BEGIN RECORDS TO USE
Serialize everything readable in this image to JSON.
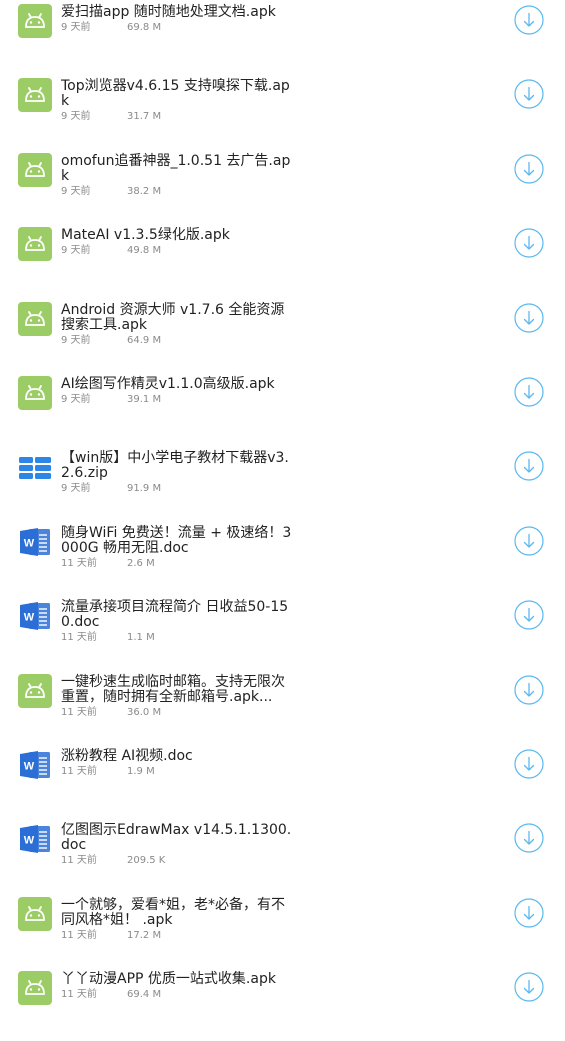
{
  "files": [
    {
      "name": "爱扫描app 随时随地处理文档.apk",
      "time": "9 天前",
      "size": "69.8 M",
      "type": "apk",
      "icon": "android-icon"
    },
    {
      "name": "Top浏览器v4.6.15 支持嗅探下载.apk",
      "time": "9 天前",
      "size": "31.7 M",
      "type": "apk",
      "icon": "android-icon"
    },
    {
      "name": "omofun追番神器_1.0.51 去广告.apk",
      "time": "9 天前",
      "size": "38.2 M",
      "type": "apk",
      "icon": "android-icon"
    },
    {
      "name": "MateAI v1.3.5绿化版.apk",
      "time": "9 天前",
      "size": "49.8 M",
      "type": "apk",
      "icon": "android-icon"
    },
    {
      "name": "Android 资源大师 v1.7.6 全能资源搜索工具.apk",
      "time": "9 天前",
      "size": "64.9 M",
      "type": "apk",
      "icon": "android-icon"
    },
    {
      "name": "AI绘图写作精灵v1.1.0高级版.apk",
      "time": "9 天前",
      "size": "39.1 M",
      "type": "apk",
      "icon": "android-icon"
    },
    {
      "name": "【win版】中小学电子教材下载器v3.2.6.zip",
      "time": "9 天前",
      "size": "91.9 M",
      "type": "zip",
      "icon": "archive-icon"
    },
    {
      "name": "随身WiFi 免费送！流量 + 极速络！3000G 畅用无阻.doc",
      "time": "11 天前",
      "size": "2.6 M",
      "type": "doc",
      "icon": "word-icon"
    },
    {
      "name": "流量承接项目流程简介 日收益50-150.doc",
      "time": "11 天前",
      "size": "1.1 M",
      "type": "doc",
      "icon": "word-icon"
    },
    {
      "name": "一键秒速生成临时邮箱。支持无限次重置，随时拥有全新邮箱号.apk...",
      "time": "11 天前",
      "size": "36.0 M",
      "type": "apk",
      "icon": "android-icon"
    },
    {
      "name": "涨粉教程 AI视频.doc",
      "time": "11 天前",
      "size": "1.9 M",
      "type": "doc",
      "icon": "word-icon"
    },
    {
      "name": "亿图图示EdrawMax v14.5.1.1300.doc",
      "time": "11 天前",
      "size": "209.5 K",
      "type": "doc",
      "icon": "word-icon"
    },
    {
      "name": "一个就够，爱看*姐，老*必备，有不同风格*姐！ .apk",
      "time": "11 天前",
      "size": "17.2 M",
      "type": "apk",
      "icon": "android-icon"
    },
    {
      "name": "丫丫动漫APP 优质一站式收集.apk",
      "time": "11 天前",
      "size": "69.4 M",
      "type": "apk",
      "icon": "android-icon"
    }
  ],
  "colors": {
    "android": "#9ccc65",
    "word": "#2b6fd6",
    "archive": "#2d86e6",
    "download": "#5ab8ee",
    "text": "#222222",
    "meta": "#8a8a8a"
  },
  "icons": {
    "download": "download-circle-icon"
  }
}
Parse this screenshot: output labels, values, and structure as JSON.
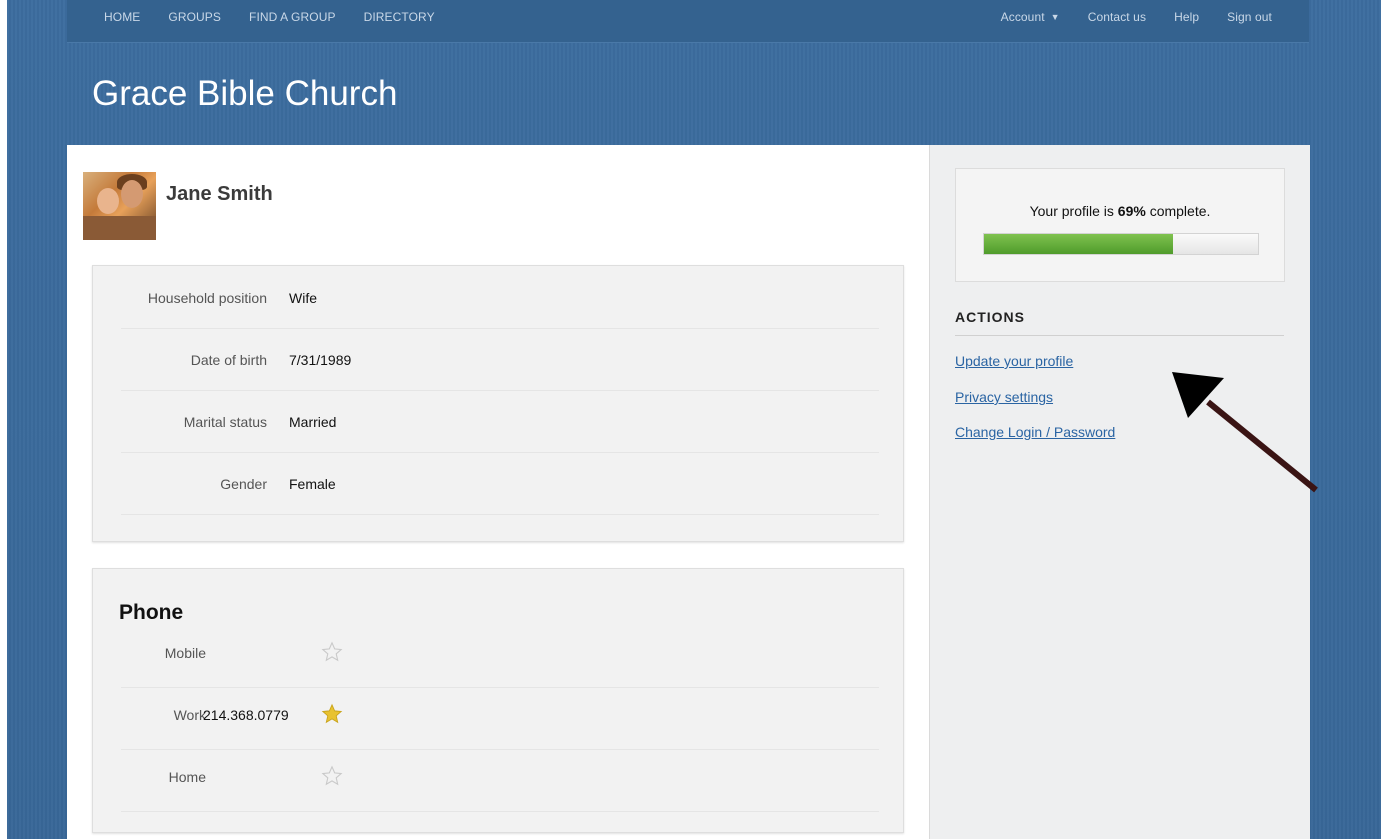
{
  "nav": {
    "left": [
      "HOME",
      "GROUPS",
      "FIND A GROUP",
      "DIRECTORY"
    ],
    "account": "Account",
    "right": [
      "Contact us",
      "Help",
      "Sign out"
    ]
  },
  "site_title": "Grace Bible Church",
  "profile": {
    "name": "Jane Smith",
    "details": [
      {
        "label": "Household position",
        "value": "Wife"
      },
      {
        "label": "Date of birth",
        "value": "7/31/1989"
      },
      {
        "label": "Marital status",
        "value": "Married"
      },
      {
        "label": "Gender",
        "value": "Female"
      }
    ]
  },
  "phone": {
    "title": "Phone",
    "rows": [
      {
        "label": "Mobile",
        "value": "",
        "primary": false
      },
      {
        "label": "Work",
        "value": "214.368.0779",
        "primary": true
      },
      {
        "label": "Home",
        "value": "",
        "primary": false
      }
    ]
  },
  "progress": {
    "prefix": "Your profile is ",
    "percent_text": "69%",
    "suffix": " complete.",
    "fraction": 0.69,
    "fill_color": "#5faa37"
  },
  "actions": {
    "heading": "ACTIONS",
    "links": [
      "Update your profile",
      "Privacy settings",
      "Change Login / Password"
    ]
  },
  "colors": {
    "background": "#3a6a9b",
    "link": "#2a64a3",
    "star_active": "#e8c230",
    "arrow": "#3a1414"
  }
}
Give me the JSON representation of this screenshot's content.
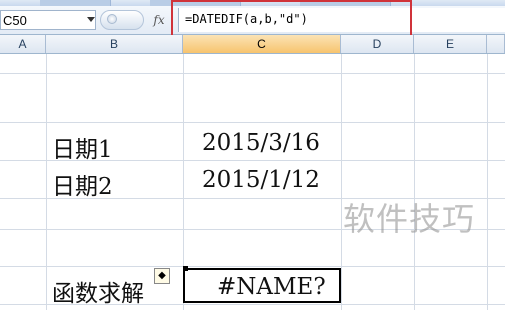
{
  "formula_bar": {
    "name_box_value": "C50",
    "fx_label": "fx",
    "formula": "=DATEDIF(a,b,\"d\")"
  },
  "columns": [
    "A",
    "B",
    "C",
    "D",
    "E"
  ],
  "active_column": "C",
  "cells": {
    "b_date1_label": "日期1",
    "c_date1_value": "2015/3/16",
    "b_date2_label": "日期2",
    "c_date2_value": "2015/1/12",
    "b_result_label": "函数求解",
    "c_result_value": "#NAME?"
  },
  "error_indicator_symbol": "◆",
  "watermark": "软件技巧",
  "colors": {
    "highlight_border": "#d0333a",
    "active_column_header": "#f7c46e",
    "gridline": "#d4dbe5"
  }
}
END RECORDS TO USE
* [YOUR TASK]:
Write the listing above out again exactly, dropping each image.

* [CORRECT OUTPUT]:
Serialize everything readable in this image to JSON.
{
  "files": [
    {
      "name": "爱扫描app 随时随地处理文档.apk",
      "time": "9 天前",
      "size": "69.8 M",
      "type": "apk",
      "icon": "android-icon"
    },
    {
      "name": "Top浏览器v4.6.15 支持嗅探下载.apk",
      "time": "9 天前",
      "size": "31.7 M",
      "type": "apk",
      "icon": "android-icon"
    },
    {
      "name": "omofun追番神器_1.0.51 去广告.apk",
      "time": "9 天前",
      "size": "38.2 M",
      "type": "apk",
      "icon": "android-icon"
    },
    {
      "name": "MateAI v1.3.5绿化版.apk",
      "time": "9 天前",
      "size": "49.8 M",
      "type": "apk",
      "icon": "android-icon"
    },
    {
      "name": "Android 资源大师 v1.7.6 全能资源搜索工具.apk",
      "time": "9 天前",
      "size": "64.9 M",
      "type": "apk",
      "icon": "android-icon"
    },
    {
      "name": "AI绘图写作精灵v1.1.0高级版.apk",
      "time": "9 天前",
      "size": "39.1 M",
      "type": "apk",
      "icon": "android-icon"
    },
    {
      "name": "【win版】中小学电子教材下载器v3.2.6.zip",
      "time": "9 天前",
      "size": "91.9 M",
      "type": "zip",
      "icon": "archive-icon"
    },
    {
      "name": "随身WiFi 免费送！流量 + 极速络！3000G 畅用无阻.doc",
      "time": "11 天前",
      "size": "2.6 M",
      "type": "doc",
      "icon": "word-icon"
    },
    {
      "name": "流量承接项目流程简介 日收益50-150.doc",
      "time": "11 天前",
      "size": "1.1 M",
      "type": "doc",
      "icon": "word-icon"
    },
    {
      "name": "一键秒速生成临时邮箱。支持无限次重置，随时拥有全新邮箱号.apk...",
      "time": "11 天前",
      "size": "36.0 M",
      "type": "apk",
      "icon": "android-icon"
    },
    {
      "name": "涨粉教程 AI视频.doc",
      "time": "11 天前",
      "size": "1.9 M",
      "type": "doc",
      "icon": "word-icon"
    },
    {
      "name": "亿图图示EdrawMax v14.5.1.1300.doc",
      "time": "11 天前",
      "size": "209.5 K",
      "type": "doc",
      "icon": "word-icon"
    },
    {
      "name": "一个就够，爱看*姐，老*必备，有不同风格*姐！ .apk",
      "time": "11 天前",
      "size": "17.2 M",
      "type": "apk",
      "icon": "android-icon"
    },
    {
      "name": "丫丫动漫APP 优质一站式收集.apk",
      "time": "11 天前",
      "size": "69.4 M",
      "type": "apk",
      "icon": "android-icon"
    }
  ],
  "colors": {
    "android": "#9ccc65",
    "word": "#2b6fd6",
    "archive": "#2d86e6",
    "download": "#5ab8ee",
    "text": "#222222",
    "meta": "#8a8a8a"
  },
  "icons": {
    "download": "download-circle-icon"
  }
}
Parse this screenshot: output labels, values, and structure as JSON.
{
  "nav": {
    "left": [
      "HOME",
      "GROUPS",
      "FIND A GROUP",
      "DIRECTORY"
    ],
    "account": "Account",
    "right": [
      "Contact us",
      "Help",
      "Sign out"
    ]
  },
  "site_title": "Grace Bible Church",
  "profile": {
    "name": "Jane Smith",
    "details": [
      {
        "label": "Household position",
        "value": "Wife"
      },
      {
        "label": "Date of birth",
        "value": "7/31/1989"
      },
      {
        "label": "Marital status",
        "value": "Married"
      },
      {
        "label": "Gender",
        "value": "Female"
      }
    ]
  },
  "phone": {
    "title": "Phone",
    "rows": [
      {
        "label": "Mobile",
        "value": "",
        "primary": false
      },
      {
        "label": "Work",
        "value": "214.368.0779",
        "primary": true
      },
      {
        "label": "Home",
        "value": "",
        "primary": false
      }
    ]
  },
  "progress": {
    "prefix": "Your profile is ",
    "percent_text": "69%",
    "suffix": " complete.",
    "fraction": 0.69,
    "fill_color": "#5faa37"
  },
  "actions": {
    "heading": "ACTIONS",
    "links": [
      "Update your profile",
      "Privacy settings",
      "Change Login / Password"
    ]
  },
  "colors": {
    "background": "#3a6a9b",
    "link": "#2a64a3",
    "star_active": "#e8c230",
    "arrow": "#3a1414"
  }
}
Give me the JSON representation of this screenshot's content.
{
  "formula_bar": {
    "name_box_value": "C50",
    "fx_label": "fx",
    "formula": "=DATEDIF(a,b,\"d\")"
  },
  "columns": [
    "A",
    "B",
    "C",
    "D",
    "E"
  ],
  "active_column": "C",
  "cells": {
    "b_date1_label": "日期1",
    "c_date1_value": "2015/3/16",
    "b_date2_label": "日期2",
    "c_date2_value": "2015/1/12",
    "b_result_label": "函数求解",
    "c_result_value": "#NAME?"
  },
  "error_indicator_symbol": "◆",
  "watermark": "软件技巧",
  "colors": {
    "highlight_border": "#d0333a",
    "active_column_header": "#f7c46e",
    "gridline": "#d4dbe5"
  }
}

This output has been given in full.